* **Aim**: Note each line that includes the word "this". Copy those lines.

*** Supplied data

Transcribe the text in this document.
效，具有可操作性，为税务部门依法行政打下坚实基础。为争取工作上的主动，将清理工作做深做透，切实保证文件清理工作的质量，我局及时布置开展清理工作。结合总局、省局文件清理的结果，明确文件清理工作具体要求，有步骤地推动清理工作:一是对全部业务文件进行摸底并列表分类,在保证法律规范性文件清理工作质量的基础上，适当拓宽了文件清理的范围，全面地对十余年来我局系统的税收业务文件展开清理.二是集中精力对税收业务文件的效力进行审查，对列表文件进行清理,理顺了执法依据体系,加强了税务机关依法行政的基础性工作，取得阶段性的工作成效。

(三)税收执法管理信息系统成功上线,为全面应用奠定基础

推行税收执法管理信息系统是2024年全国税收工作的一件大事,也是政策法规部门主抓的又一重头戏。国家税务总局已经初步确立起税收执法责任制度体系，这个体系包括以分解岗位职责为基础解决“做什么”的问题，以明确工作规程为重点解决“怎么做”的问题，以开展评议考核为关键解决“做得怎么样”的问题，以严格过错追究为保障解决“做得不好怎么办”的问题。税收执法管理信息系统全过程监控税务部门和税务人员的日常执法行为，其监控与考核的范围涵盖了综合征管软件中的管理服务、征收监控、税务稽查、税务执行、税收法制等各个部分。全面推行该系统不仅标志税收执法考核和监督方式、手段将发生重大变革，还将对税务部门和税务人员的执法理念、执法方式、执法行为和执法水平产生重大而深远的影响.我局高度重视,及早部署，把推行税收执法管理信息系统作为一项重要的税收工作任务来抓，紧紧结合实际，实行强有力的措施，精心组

******
*** Supplied data

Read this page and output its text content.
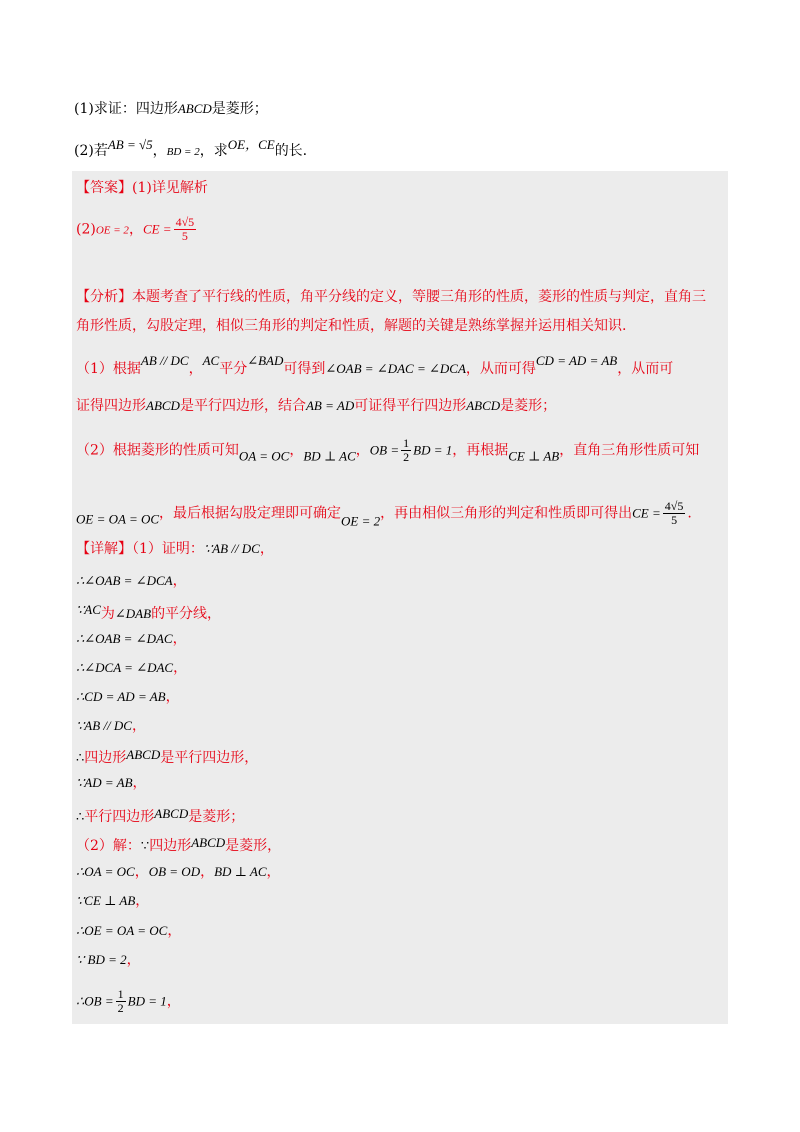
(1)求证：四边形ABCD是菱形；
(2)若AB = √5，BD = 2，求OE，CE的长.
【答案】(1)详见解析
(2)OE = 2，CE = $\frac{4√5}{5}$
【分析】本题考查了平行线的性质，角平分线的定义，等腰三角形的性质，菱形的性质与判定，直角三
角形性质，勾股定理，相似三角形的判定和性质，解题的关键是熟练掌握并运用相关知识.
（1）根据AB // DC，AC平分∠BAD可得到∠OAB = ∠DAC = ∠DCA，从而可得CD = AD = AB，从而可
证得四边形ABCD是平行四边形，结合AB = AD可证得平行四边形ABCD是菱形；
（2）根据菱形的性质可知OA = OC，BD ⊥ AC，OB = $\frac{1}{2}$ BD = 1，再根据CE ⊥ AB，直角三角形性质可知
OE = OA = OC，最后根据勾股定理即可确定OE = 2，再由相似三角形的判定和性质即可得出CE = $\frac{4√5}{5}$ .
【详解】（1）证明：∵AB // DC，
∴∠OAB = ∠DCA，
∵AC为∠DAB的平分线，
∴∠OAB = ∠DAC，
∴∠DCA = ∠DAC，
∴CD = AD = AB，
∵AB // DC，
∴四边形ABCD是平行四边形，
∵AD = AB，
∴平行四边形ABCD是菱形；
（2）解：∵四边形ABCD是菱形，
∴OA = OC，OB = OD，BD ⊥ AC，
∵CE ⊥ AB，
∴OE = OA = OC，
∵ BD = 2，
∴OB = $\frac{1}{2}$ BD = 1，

******

* **Task output**:
Transcribe the text in this document.
Read this page and output its text content.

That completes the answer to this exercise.